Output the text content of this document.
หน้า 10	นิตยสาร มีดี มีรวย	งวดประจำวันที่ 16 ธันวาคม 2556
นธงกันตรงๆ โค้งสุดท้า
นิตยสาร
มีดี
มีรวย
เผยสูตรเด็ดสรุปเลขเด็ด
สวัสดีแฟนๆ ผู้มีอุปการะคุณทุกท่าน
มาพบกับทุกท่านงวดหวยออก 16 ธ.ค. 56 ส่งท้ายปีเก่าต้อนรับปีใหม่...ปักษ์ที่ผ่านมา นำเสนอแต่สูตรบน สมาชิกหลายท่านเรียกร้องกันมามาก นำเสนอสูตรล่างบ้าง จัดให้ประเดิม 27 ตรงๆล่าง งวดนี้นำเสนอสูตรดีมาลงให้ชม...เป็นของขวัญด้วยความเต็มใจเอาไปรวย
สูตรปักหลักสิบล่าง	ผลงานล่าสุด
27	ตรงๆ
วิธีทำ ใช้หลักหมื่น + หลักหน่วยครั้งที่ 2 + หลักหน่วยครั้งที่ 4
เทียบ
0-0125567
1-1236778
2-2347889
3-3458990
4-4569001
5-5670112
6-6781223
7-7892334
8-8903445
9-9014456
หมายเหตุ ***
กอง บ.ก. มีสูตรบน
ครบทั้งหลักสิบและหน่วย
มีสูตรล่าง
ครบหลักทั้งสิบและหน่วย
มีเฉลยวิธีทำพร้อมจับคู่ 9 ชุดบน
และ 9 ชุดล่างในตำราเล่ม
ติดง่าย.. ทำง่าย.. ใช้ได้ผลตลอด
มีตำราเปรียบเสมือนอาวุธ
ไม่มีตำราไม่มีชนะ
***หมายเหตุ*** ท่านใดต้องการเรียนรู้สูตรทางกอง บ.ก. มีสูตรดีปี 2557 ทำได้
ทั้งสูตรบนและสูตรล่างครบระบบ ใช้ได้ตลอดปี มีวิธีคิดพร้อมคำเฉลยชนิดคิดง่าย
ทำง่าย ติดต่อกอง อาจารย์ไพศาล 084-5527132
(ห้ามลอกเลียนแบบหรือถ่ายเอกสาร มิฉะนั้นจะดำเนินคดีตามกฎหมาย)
----
[TASK REQUIREMENTS]
Output all of the material exactly as written.

[FULL OUTPUT]
Output the text content of this document.
หน้า 10	นิตยสาร มีดี มีรวย	งวดประจำวันที่ 16 ธันวาคม 2556
นธงกันตรงๆ โค้งสุดท้า
นิตยสาร
มีดี
มีรวย
เผยสูตรเด็ดสรุปเลขเด็ด
สวัสดีแฟนๆ ผู้มีอุปการะคุณทุกท่าน
มาพบกับทุกท่านงวดหวยออก 16 ธ.ค. 56 ส่งท้ายปีเก่าต้อนรับปีใหม่...ปักษ์ที่ผ่านมา นำเสนอแต่สูตรบน สมาชิกหลายท่านเรียกร้องกันมามาก นำเสนอสูตรล่างบ้าง จัดให้ประเดิม 27 ตรงๆล่าง งวดนี้นำเสนอสูตรดีมาลงให้ชม...เป็นของขวัญด้วยความเต็มใจเอาไปรวย
สูตรปักหลักสิบล่าง	ผลงานล่าสุด
27	ตรงๆ
วิธีทำ ใช้หลักหมื่น + หลักหน่วยครั้งที่ 2 + หลักหน่วยครั้งที่ 4
เทียบ
0-0125567
1-1236778
2-2347889
3-3458990
4-4569001
5-5670112
6-6781223
7-7892334
8-8903445
9-9014456
หมายเหตุ ***
กอง บ.ก. มีสูตรบน
ครบทั้งหลักสิบและหน่วย
มีสูตรล่าง
ครบหลักทั้งสิบและหน่วย
มีเฉลยวิธีทำพร้อมจับคู่ 9 ชุดบน
และ 9 ชุดล่างในตำราเล่ม
ติดง่าย.. ทำง่าย.. ใช้ได้ผลตลอด
มีตำราเปรียบเสมือนอาวุธ
ไม่มีตำราไม่มีชนะ
***หมายเหตุ*** ท่านใดต้องการเรียนรู้สูตรทางกอง บ.ก. มีสูตรดีปี 2557 ทำได้
ทั้งสูตรบนและสูตรล่างครบระบบ ใช้ได้ตลอดปี มีวิธีคิดพร้อมคำเฉลยชนิดคิดง่าย
ทำง่าย ติดต่อกอง อาจารย์ไพศาล 084-5527132
(ห้ามลอกเลียนแบบหรือถ่ายเอกสาร มิฉะนั้นจะดำเนินคดีตามกฎหมาย)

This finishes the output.